→ **WHAT IS REQUIRED**: Reproduce every line in the listing that contains the word "Bell".

(Data entries)

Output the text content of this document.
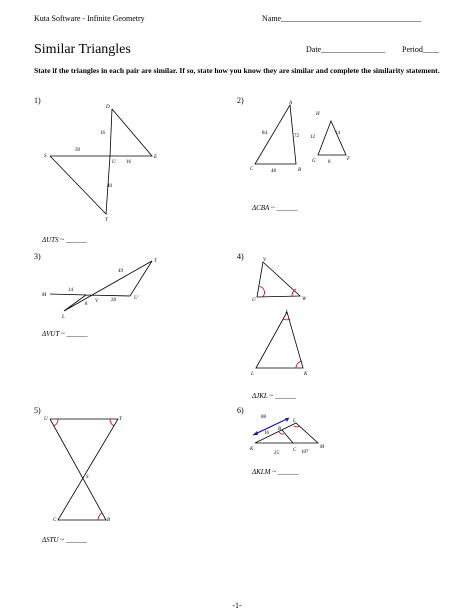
Kuta Software - Infinite Geometry	Name___________________________________
Similar Triangles	Date________________ Period____
State if the triangles in each pair are similar. If so, state how you know they are similar and complete the similarity statement.
1)	2)
3)	4)
5)	6)
ΔUTS ~ ______
ΔCBA ~ ______
ΔVUT ~ ______
ΔJKL ~ ______
ΔSTU ~ ______
ΔKLM ~ ______
D
S
U
E
T
16
39
16
40
A
C	B
H
G	F
84
72
48
12
14
8
M
T
L
V
U
49
14
8
28
V
U	W
J
L	K
U	T
S
C	B
L
B
K	C
M
88
16
25	107
-1-
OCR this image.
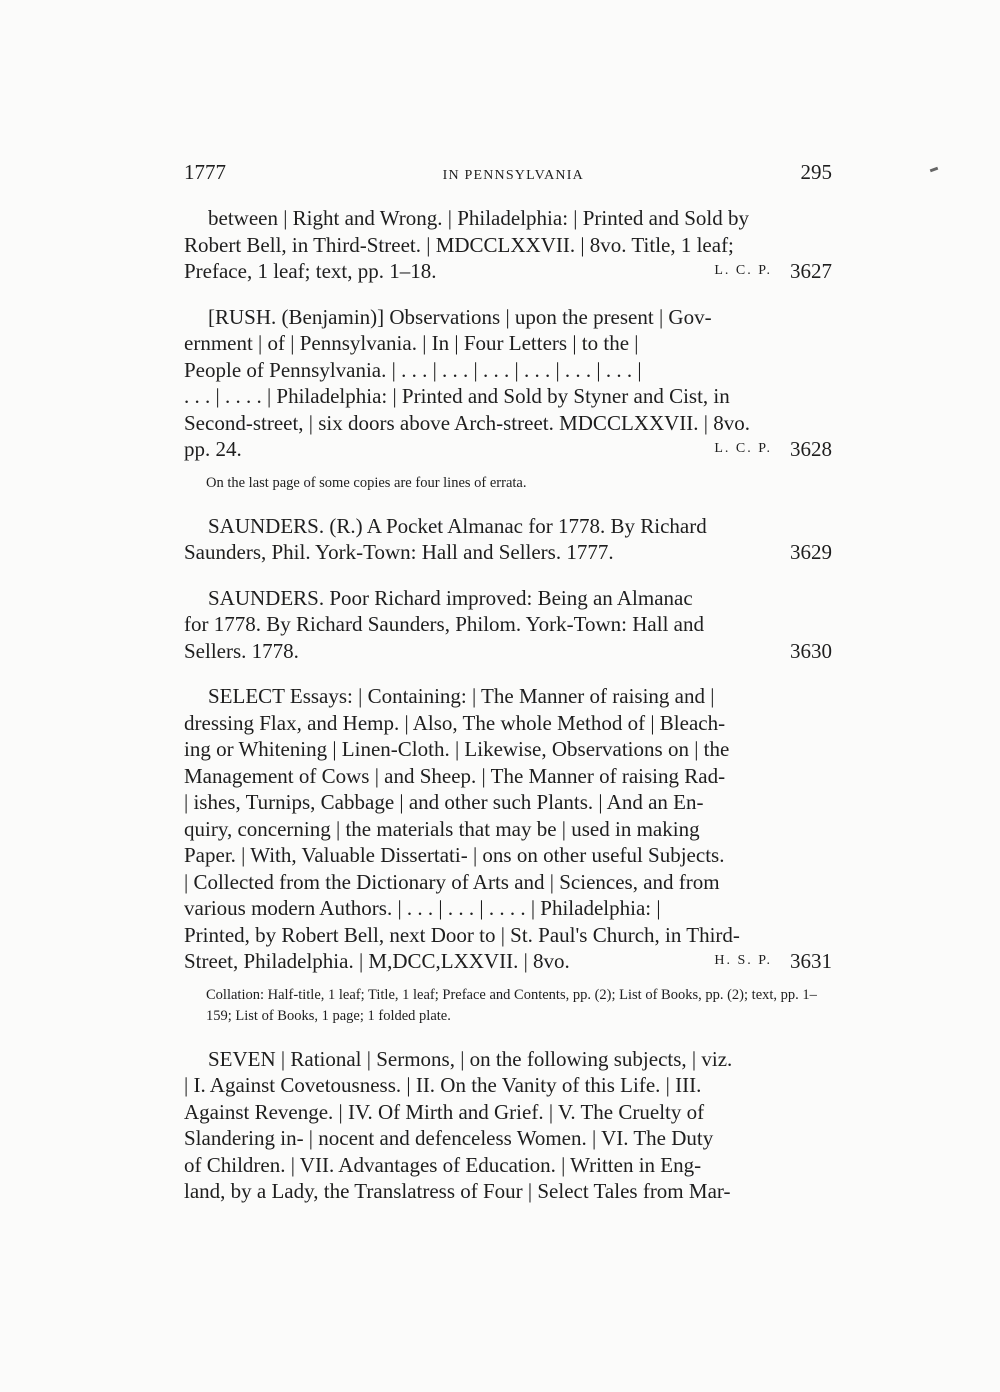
1777	IN PENNSYLVANIA	295
between | Right and Wrong. | Philadelphia: | Printed and Sold by
Robert Bell, in Third-Street. | MDCCLXXVII. | 8vo. Title, 1 leaf;
Preface, 1 leaf; text, pp. 1–18.	L. C. P. 3627
[RUSH. (Benjamin)] Observations | upon the present | Gov-
ernment | of | Pennsylvania. | In | Four Letters | to the |
People of Pennsylvania. | . . . | . . . | . . . | . . . | . . . | . . . |
. . . | . . . . | Philadelphia: | Printed and Sold by Styner and Cist, in
Second-street, | six doors above Arch-street. MDCCLXXVII. | 8vo.
pp. 24.	L. C. P. 3628
On the last page of some copies are four lines of errata.
SAUNDERS. (R.) A Pocket Almanac for 1778. By Richard
Saunders, Phil. York-Town: Hall and Sellers. 1777.	3629
SAUNDERS. Poor Richard improved: Being an Almanac
for 1778. By Richard Saunders, Philom. York-Town: Hall and
Sellers. 1778.	3630
SELECT Essays: | Containing: | The Manner of raising and |
dressing Flax, and Hemp. | Also, The whole Method of | Bleach-
ing or Whitening | Linen-Cloth. | Likewise, Observations on | the
Management of Cows | and Sheep. | The Manner of raising Rad-
| ishes, Turnips, Cabbage | and other such Plants. | And an En-
quiry, concerning | the materials that may be | used in making
Paper. | With, Valuable Dissertati- | ons on other useful Subjects.
| Collected from the Dictionary of Arts and | Sciences, and from
various modern Authors. | . . . | . . . | . . . . | Philadelphia: |
Printed, by Robert Bell, next Door to | St. Paul's Church, in Third-
Street, Philadelphia. | M,DCC,LXXVII. | 8vo.	H. S. P. 3631
Collation: Half-title, 1 leaf; Title, 1 leaf; Preface and Contents, pp. (2); List of Books, pp. (2); text, pp. 1–159; List of Books, 1 page; 1 folded plate.
SEVEN | Rational | Sermons, | on the following subjects, | viz.
| I. Against Covetousness. | II. On the Vanity of this Life. | III.
Against Revenge. | IV. Of Mirth and Grief. | V. The Cruelty of
Slandering in- | nocent and defenceless Women. | VI. The Duty
of Children. | VII. Advantages of Education. | Written in Eng-
land, by a Lady, the Translatress of Four | Select Tales from Mar-
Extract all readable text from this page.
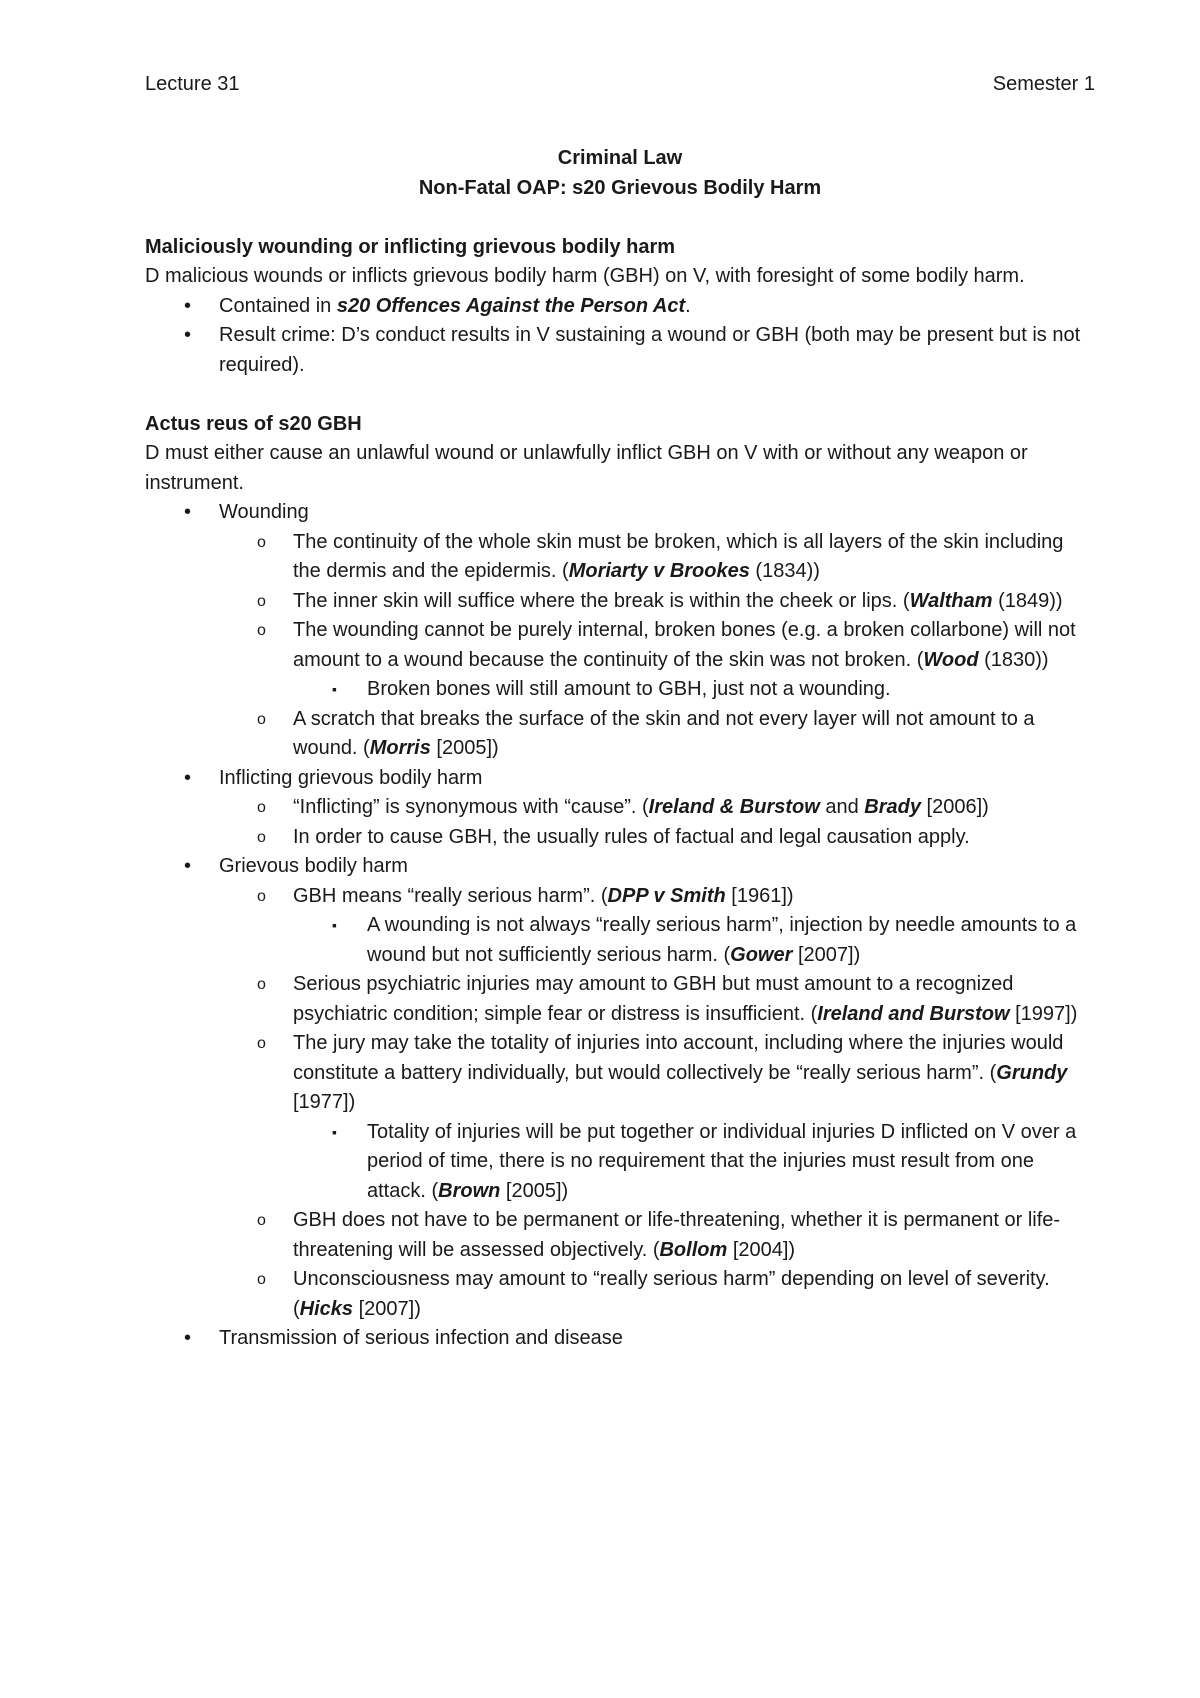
Lecture 31	Semester 1
Criminal Law
Non-Fatal OAP: s20 Grievous Bodily Harm
Maliciously wounding or inflicting grievous bodily harm

D malicious wounds or inflicts grievous bodily harm (GBH) on V, with foresight of some bodily harm.

• Contained in s20 Offences Against the Person Act.
• Result crime: D’s conduct results in V sustaining a wound or GBH (both may be present but is not required).
Actus reus of s20 GBH

D must either cause an unlawful wound or unlawfully inflict GBH on V with or without any weapon or instrument.

• Wounding
o The continuity of the whole skin must be broken, which is all layers of the skin including the dermis and the epidermis. (Moriarty v Brookes (1834))
o The inner skin will suffice where the break is within the cheek or lips. (Waltham (1849))
o The wounding cannot be purely internal, broken bones (e.g. a broken collarbone) will not amount to a wound because the continuity of the skin was not broken. (Wood (1830))
▪ Broken bones will still amount to GBH, just not a wounding.
o A scratch that breaks the surface of the skin and not every layer will not amount to a wound. (Morris [2005])
• Inflicting grievous bodily harm
o “Inflicting” is synonymous with “cause”. (Ireland & Burstow and Brady [2006])
o In order to cause GBH, the usually rules of factual and legal causation apply.
• Grievous bodily harm
o GBH means “really serious harm”. (DPP v Smith [1961])
▪ A wounding is not always “really serious harm”, injection by needle amounts to a wound but not sufficiently serious harm. (Gower [2007])
o Serious psychiatric injuries may amount to GBH but must amount to a recognized psychiatric condition; simple fear or distress is insufficient. (Ireland and Burstow [1997])
o The jury may take the totality of injuries into account, including where the injuries would constitute a battery individually, but would collectively be “really serious harm”. (Grundy [1977])
▪ Totality of injuries will be put together or individual injuries D inflicted on V over a period of time, there is no requirement that the injuries must result from one attack. (Brown [2005])
o GBH does not have to be permanent or life-threatening, whether it is permanent or life-threatening will be assessed objectively. (Bollom [2004])
o Unconsciousness may amount to “really serious harm” depending on level of severity. (Hicks [2007])
• Transmission of serious infection and disease
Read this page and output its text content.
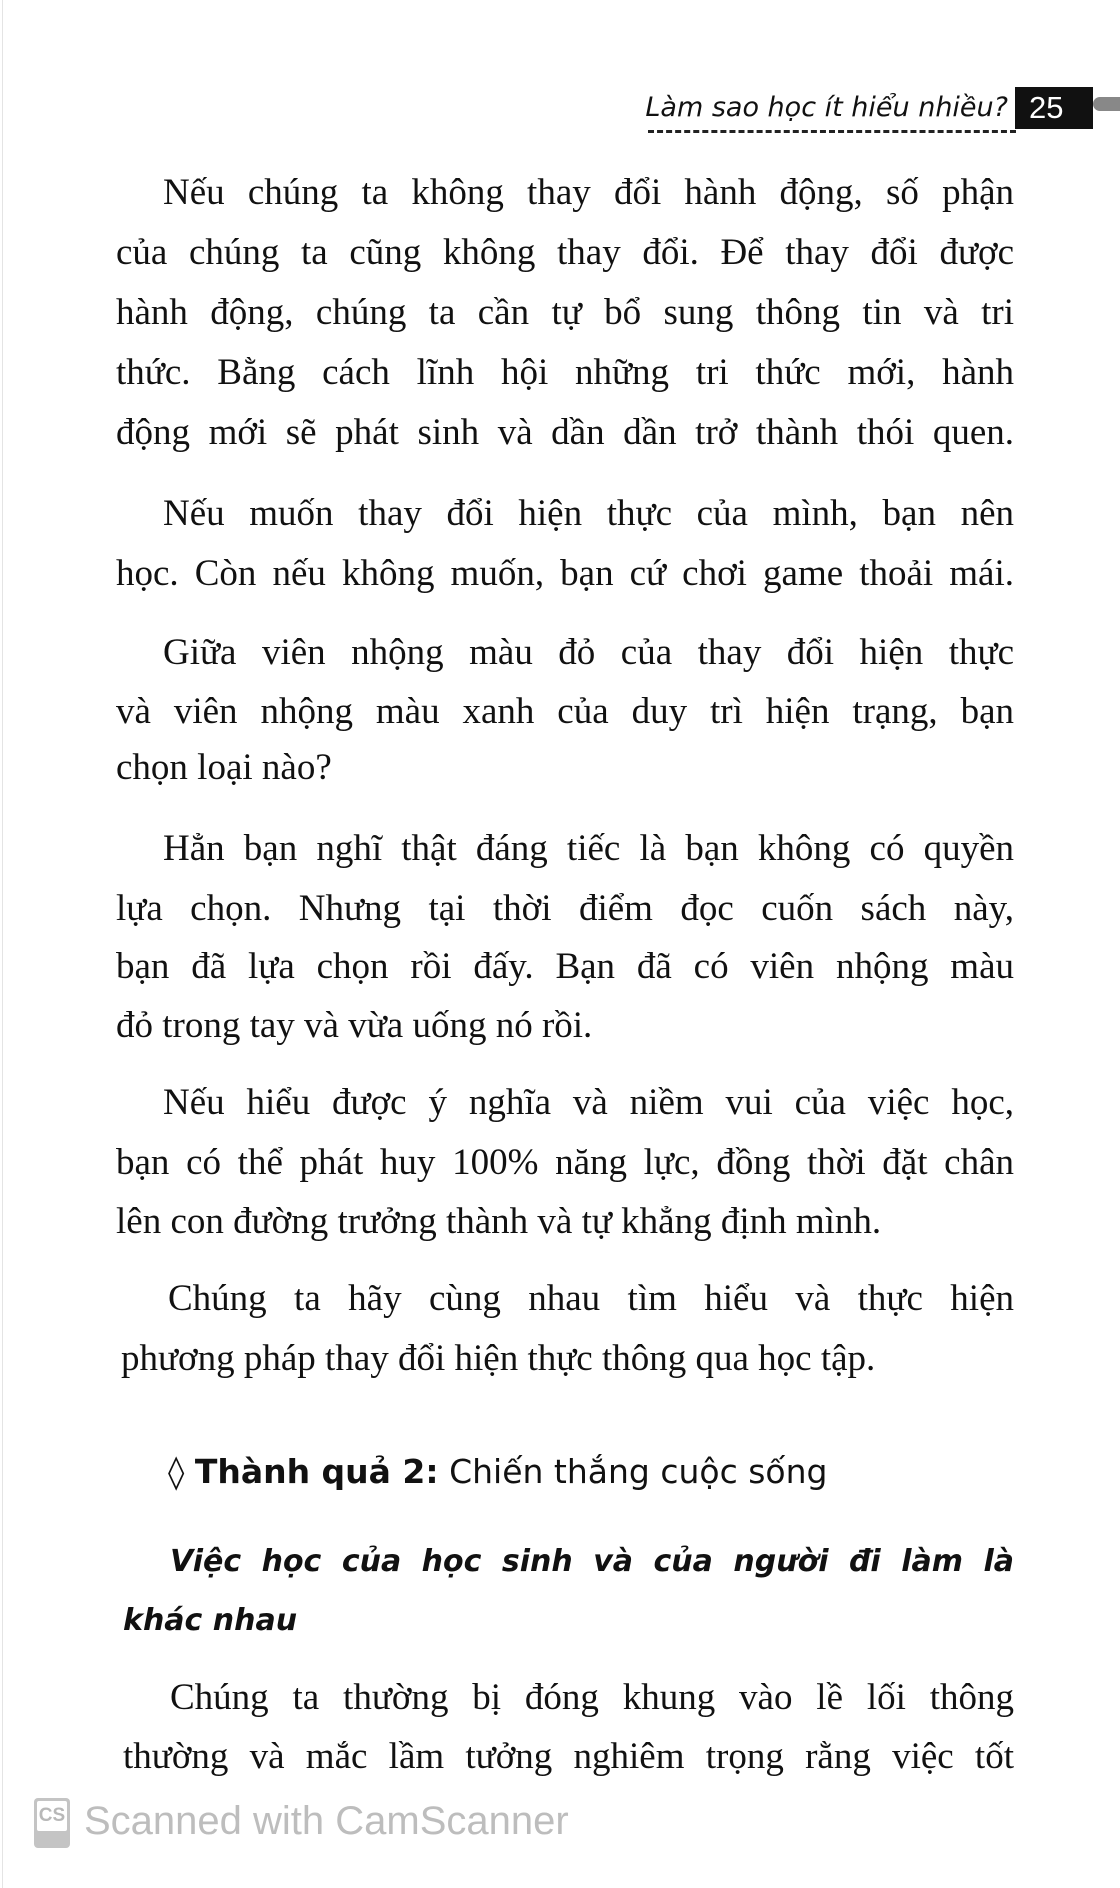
Làm sao học ít hiểu nhiều? 25
Nếu chúng ta không thay đổi hành động, số phận
của chúng ta cũng không thay đổi. Để thay đổi được
hành động, chúng ta cần tự bổ sung thông tin và tri
thức. Bằng cách lĩnh hội những tri thức mới, hành
động mới sẽ phát sinh và dần dần trở thành thói quen.
Nếu muốn thay đổi hiện thực của mình, bạn nên
học. Còn nếu không muốn, bạn cứ chơi game thoải mái.
Giữa viên nhộng màu đỏ của thay đổi hiện thực
và viên nhộng màu xanh của duy trì hiện trạng, bạn
chọn loại nào?
Hẳn bạn nghĩ thật đáng tiếc là bạn không có quyền
lựa chọn. Nhưng tại thời điểm đọc cuốn sách này,
bạn đã lựa chọn rồi đấy. Bạn đã có viên nhộng màu
đỏ trong tay và vừa uống nó rồi.
Nếu hiểu được ý nghĩa và niềm vui của việc học,
bạn có thể phát huy 100% năng lực, đồng thời đặt chân
lên con đường trưởng thành và tự khẳng định mình.
Chúng ta hãy cùng nhau tìm hiểu và thực hiện
phương pháp thay đổi hiện thực thông qua học tập.
◊ Thành quả 2: Chiến thắng cuộc sống
Việc học của học sinh và của người đi làm là
khác nhau
Chúng ta thường bị đóng khung vào lề lối thông
thường và mắc lầm tưởng nghiêm trọng rằng việc tốt
CS Scanned with CamScanner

→ **EXERCISE SOLUTION**:
Robert Bell, in Third-Street. | MDCCLXXVII. | 8vo. Title, 1 leaf;
Printed, by Robert Bell, next Door to | St. Paul's Church, in Third-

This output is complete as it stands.